Exercise brief ▸ Look through the entries below and count the lines with the word "Chemistry" in them; give only the number.

Information provided ▸
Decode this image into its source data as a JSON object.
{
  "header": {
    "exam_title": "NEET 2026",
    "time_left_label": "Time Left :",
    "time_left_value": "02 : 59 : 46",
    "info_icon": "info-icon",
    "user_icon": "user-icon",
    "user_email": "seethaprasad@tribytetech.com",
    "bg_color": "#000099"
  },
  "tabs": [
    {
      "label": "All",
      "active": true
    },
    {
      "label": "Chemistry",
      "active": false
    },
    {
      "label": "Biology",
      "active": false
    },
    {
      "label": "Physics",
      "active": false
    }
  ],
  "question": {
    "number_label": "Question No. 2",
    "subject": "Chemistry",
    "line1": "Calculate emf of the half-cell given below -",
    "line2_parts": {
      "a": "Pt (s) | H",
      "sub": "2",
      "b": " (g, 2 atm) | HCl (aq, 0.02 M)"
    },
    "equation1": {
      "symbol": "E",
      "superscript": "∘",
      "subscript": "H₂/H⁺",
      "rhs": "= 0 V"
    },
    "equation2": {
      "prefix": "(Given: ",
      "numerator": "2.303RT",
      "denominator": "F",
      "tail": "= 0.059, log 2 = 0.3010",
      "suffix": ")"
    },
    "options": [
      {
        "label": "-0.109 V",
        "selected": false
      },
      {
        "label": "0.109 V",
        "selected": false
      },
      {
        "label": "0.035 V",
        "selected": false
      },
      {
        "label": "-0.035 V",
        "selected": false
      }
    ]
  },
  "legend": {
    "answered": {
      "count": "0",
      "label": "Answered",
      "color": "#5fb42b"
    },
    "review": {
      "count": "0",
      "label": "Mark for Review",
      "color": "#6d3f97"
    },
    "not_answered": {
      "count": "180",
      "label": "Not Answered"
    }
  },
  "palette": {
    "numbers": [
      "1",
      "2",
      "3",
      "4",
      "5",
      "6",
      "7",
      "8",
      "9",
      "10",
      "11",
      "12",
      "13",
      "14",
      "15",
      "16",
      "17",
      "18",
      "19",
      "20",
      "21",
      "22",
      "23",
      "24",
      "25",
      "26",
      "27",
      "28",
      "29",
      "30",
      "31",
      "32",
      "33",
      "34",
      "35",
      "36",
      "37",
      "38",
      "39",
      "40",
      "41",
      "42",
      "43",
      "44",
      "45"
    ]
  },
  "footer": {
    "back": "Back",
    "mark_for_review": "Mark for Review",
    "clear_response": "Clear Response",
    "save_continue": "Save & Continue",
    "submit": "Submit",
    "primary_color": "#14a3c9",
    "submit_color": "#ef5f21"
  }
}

Reply ▸ 2